▶ [Given exercise] All the records that follow need to be reproduced exactly. Omit the images.

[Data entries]

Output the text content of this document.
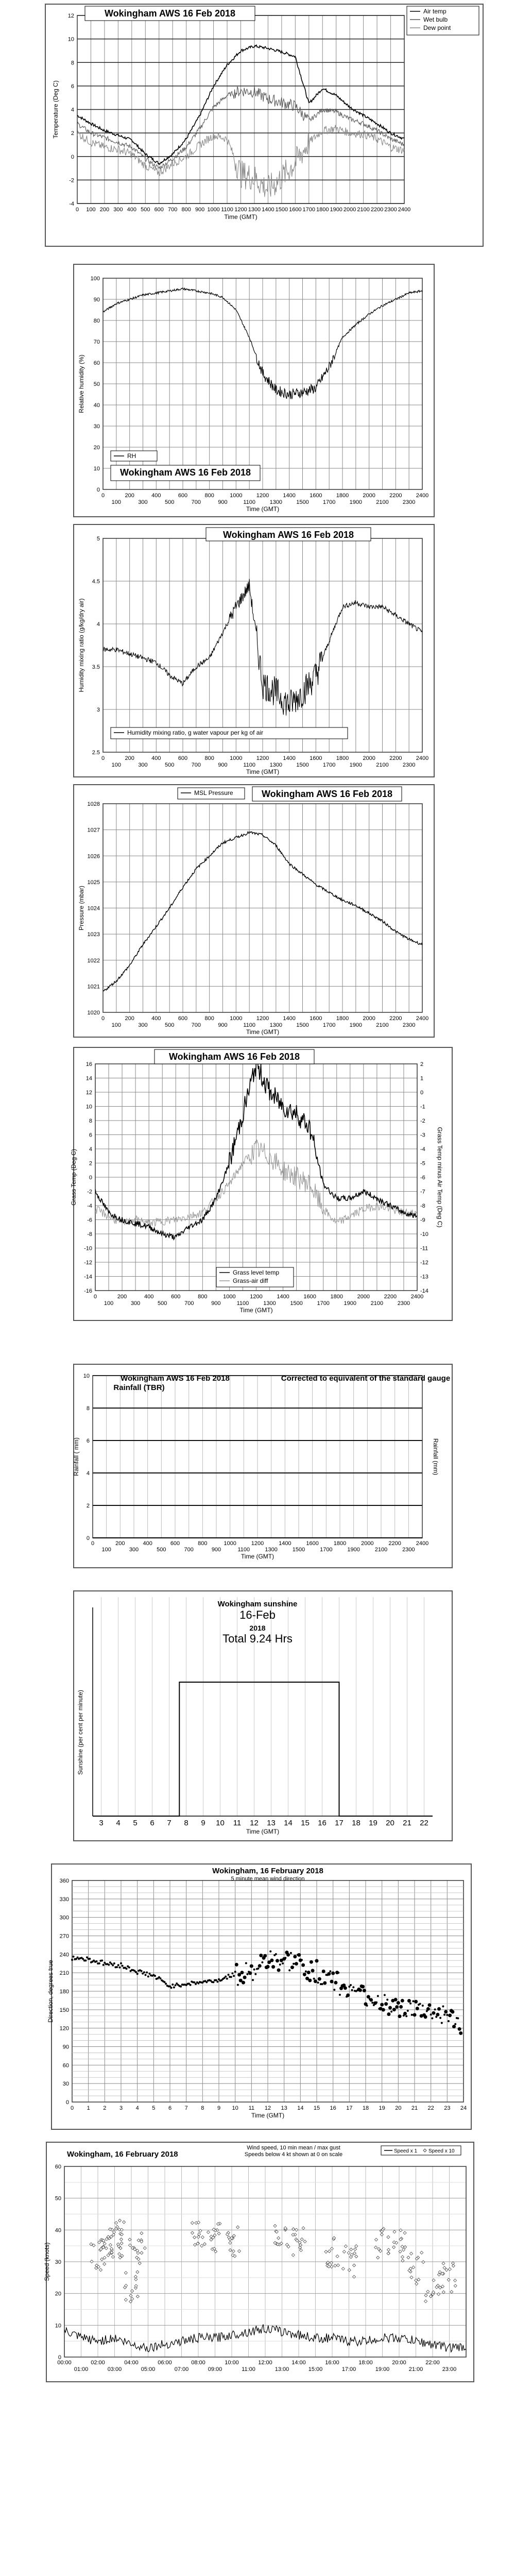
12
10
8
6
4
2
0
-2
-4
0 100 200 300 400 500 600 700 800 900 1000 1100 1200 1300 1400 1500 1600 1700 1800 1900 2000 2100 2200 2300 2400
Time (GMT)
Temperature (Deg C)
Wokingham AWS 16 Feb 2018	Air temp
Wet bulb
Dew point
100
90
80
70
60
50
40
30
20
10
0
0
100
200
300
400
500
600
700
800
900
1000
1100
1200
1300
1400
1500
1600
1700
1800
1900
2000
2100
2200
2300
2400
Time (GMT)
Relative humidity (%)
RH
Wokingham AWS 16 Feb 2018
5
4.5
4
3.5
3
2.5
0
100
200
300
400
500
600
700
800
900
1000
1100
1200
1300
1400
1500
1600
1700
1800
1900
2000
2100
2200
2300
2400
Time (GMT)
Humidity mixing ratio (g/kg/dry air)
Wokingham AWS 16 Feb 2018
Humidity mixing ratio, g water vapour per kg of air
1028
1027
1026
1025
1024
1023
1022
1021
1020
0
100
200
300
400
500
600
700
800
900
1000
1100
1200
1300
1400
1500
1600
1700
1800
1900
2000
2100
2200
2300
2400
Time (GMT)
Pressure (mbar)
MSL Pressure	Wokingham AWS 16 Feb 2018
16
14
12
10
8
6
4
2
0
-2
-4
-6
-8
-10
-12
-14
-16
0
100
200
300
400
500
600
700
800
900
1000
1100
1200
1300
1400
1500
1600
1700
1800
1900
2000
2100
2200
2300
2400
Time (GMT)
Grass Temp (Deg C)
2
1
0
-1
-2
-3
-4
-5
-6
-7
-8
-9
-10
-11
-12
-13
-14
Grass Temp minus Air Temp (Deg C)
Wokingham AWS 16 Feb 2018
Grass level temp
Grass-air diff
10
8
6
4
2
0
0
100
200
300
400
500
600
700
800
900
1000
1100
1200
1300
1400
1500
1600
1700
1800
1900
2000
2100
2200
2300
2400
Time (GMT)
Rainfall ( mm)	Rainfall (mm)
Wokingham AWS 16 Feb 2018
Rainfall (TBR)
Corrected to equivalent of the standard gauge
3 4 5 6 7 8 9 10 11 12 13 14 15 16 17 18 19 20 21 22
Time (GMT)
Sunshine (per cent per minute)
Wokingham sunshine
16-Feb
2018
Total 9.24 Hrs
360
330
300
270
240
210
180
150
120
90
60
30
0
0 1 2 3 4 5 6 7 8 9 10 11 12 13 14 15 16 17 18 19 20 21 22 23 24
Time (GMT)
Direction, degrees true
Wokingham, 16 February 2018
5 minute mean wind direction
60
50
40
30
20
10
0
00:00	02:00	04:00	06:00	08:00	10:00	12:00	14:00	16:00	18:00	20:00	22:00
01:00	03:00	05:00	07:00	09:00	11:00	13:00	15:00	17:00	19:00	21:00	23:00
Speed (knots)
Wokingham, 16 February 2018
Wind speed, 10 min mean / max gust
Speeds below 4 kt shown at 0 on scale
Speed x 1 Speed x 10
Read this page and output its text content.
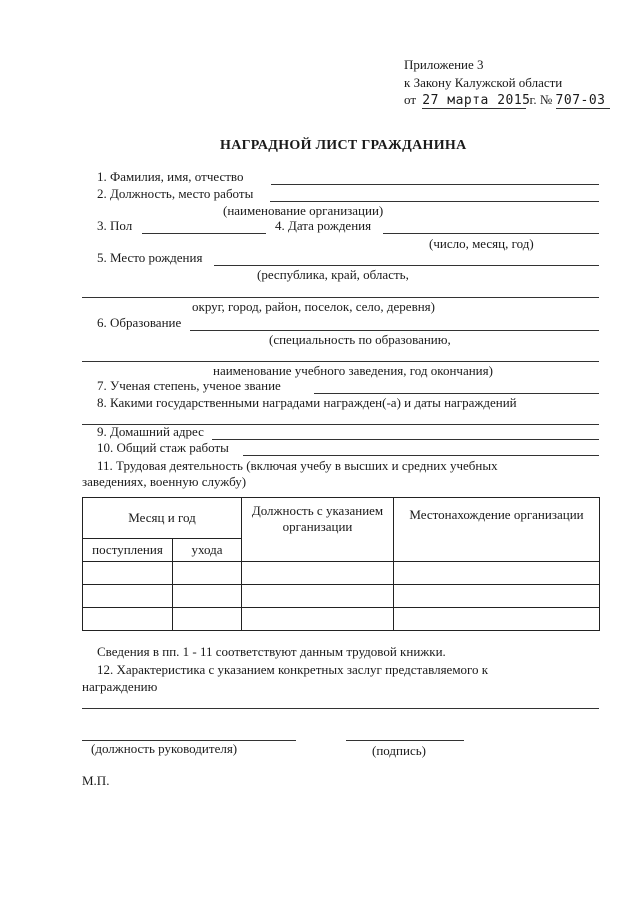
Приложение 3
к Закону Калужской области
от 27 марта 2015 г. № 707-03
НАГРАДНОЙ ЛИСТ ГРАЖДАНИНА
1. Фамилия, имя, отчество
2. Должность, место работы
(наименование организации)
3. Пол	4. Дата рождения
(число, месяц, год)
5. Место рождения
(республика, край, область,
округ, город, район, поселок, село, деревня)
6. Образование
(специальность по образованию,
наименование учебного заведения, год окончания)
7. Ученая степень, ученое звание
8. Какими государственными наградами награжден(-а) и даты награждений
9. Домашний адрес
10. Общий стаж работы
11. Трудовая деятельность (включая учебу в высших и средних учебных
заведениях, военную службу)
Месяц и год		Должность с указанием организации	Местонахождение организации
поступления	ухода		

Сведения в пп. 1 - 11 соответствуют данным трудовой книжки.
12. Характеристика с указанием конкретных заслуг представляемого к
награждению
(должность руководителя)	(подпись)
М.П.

▶ [Output for this exercise]
Output the text content of this document.
12
10
8
6
4
2
0
-2
-4
0 100 200 300 400 500 600 700 800 900 1000 1100 1200 1300 1400 1500 1600 1700 1800 1900 2000 2100 2200 2300 2400
Time (GMT)
Temperature (Deg C)
Wokingham AWS 16 Feb 2018	Air temp
Wet bulb
Dew point
100
90
80
70
60
50
40
30
20
10
0
0
100
200
300
400
500
600
700
800
900
1000
1100
1200
1300
1400
1500
1600
1700
1800
1900
2000
2100
2200
2300
2400
Time (GMT)
Relative humidity (%)
RH
Wokingham AWS 16 Feb 2018
5
4.5
4
3.5
3
2.5
0
100
200
300
400
500
600
700
800
900
1000
1100
1200
1300
1400
1500
1600
1700
1800
1900
2000
2100
2200
2300
2400
Time (GMT)
Humidity mixing ratio (g/kg/dry air)
Wokingham AWS 16 Feb 2018
Humidity mixing ratio, g water vapour per kg of air
1028
1027
1026
1025
1024
1023
1022
1021
1020
0
100
200
300
400
500
600
700
800
900
1000
1100
1200
1300
1400
1500
1600
1700
1800
1900
2000
2100
2200
2300
2400
Time (GMT)
Pressure (mbar)
MSL Pressure	Wokingham AWS 16 Feb 2018
16
14
12
10
8
6
4
2
0
-2
-4
-6
-8
-10
-12
-14
-16
0
100
200
300
400
500
600
700
800
900
1000
1100
1200
1300
1400
1500
1600
1700
1800
1900
2000
2100
2200
2300
2400
Time (GMT)
Grass Temp (Deg C)
2
1
0
-1
-2
-3
-4
-5
-6
-7
-8
-9
-10
-11
-12
-13
-14
Grass Temp minus Air Temp (Deg C)
Wokingham AWS 16 Feb 2018
Grass level temp
Grass-air diff
10
8
6
4
2
0
0
100
200
300
400
500
600
700
800
900
1000
1100
1200
1300
1400
1500
1600
1700
1800
1900
2000
2100
2200
2300
2400
Time (GMT)
Rainfall ( mm)	Rainfall (mm)
Wokingham AWS 16 Feb 2018
Rainfall (TBR)
Corrected to equivalent of the standard gauge
3 4 5 6 7 8 9 10 11 12 13 14 15 16 17 18 19 20 21 22
Time (GMT)
Sunshine (per cent per minute)
Wokingham sunshine
16-Feb
2018
Total 9.24 Hrs
360
330
300
270
240
210
180
150
120
90
60
30
0
0 1 2 3 4 5 6 7 8 9 10 11 12 13 14 15 16 17 18 19 20 21 22 23 24
Time (GMT)
Direction, degrees true
Wokingham, 16 February 2018
5 minute mean wind direction
60
50
40
30
20
10
0
00:00	02:00	04:00	06:00	08:00	10:00	12:00	14:00	16:00	18:00	20:00	22:00
01:00	03:00	05:00	07:00	09:00	11:00	13:00	15:00	17:00	19:00	21:00	23:00
Speed (knots)
Wokingham, 16 February 2018
Wind speed, 10 min mean / max gust
Speeds below 4 kt shown at 0 on scale
Speed x 1 Speed x 10
Read this page and output its text content.
Приложение 3
к Закону Калужской области
от 27 марта 2015 г. № 707-03
НАГРАДНОЙ ЛИСТ ГРАЖДАНИНА
1. Фамилия, имя, отчество
2. Должность, место работы
(наименование организации)
3. Пол	4. Дата рождения
(число, месяц, год)
5. Место рождения
(республика, край, область,
округ, город, район, поселок, село, деревня)
6. Образование
(специальность по образованию,
наименование учебного заведения, год окончания)
7. Ученая степень, ученое звание
8. Какими государственными наградами награжден(-а) и даты награждений
9. Домашний адрес
10. Общий стаж работы
11. Трудовая деятельность (включая учебу в высших и средних учебных
заведениях, военную службу)
Месяц и год		Должность с указанием организации	Местонахождение организации
поступления	ухода		

Сведения в пп. 1 - 11 соответствуют данным трудовой книжки.
12. Характеристика с указанием конкретных заслуг представляемого к
награждению
(должность руководителя)	(подпись)
М.П.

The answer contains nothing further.